Given entries -
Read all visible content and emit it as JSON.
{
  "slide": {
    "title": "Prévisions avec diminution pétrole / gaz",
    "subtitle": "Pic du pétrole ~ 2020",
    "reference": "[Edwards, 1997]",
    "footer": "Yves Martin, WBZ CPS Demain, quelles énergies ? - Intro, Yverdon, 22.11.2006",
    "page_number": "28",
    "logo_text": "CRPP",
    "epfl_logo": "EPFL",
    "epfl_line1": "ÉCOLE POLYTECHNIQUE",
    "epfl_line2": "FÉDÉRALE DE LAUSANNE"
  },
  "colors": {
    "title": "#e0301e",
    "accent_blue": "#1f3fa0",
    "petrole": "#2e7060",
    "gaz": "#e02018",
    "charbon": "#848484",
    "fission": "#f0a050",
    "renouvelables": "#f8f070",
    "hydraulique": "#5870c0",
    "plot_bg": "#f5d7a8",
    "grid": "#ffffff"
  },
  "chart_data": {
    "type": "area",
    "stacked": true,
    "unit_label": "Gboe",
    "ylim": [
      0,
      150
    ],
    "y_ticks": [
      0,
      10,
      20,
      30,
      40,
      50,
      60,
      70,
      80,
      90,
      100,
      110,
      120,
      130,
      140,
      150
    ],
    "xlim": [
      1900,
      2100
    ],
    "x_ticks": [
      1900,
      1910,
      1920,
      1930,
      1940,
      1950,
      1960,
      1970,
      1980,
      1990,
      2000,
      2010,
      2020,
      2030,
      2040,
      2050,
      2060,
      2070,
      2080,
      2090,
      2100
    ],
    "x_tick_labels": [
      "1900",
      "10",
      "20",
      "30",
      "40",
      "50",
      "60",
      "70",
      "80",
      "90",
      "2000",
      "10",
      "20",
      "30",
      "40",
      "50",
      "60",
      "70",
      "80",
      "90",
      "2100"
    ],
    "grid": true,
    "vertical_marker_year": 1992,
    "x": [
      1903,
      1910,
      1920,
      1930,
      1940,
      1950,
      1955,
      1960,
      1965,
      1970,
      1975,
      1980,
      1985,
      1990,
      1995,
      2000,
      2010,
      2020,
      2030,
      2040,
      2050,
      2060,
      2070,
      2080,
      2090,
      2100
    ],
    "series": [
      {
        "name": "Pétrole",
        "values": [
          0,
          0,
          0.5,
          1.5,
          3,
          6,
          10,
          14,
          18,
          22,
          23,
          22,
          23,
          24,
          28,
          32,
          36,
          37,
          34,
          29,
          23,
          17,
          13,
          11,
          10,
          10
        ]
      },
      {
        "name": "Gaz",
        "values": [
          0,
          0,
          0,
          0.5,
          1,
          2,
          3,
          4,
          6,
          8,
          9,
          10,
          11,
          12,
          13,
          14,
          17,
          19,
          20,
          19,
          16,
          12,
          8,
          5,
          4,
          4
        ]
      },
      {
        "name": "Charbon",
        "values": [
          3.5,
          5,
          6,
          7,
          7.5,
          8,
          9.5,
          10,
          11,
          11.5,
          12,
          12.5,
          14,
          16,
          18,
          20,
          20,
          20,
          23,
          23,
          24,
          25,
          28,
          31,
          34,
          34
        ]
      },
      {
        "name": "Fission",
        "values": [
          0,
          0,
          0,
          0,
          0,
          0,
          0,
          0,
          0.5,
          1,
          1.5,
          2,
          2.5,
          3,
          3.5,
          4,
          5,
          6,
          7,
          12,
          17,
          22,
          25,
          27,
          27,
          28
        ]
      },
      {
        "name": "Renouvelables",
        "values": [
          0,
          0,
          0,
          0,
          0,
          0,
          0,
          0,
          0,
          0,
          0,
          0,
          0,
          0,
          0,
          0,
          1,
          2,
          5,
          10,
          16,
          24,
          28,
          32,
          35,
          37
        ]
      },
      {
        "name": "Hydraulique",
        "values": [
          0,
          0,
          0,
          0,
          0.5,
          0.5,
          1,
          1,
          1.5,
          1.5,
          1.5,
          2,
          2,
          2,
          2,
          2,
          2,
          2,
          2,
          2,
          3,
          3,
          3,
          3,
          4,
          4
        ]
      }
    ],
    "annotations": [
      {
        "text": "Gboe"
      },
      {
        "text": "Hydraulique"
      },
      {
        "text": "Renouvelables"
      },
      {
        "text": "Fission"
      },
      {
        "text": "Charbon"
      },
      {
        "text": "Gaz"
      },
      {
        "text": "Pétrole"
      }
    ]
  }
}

Required task - Examine the entries and report how many of their lines contain the string "name", giving no more than the number.

Task solution - 6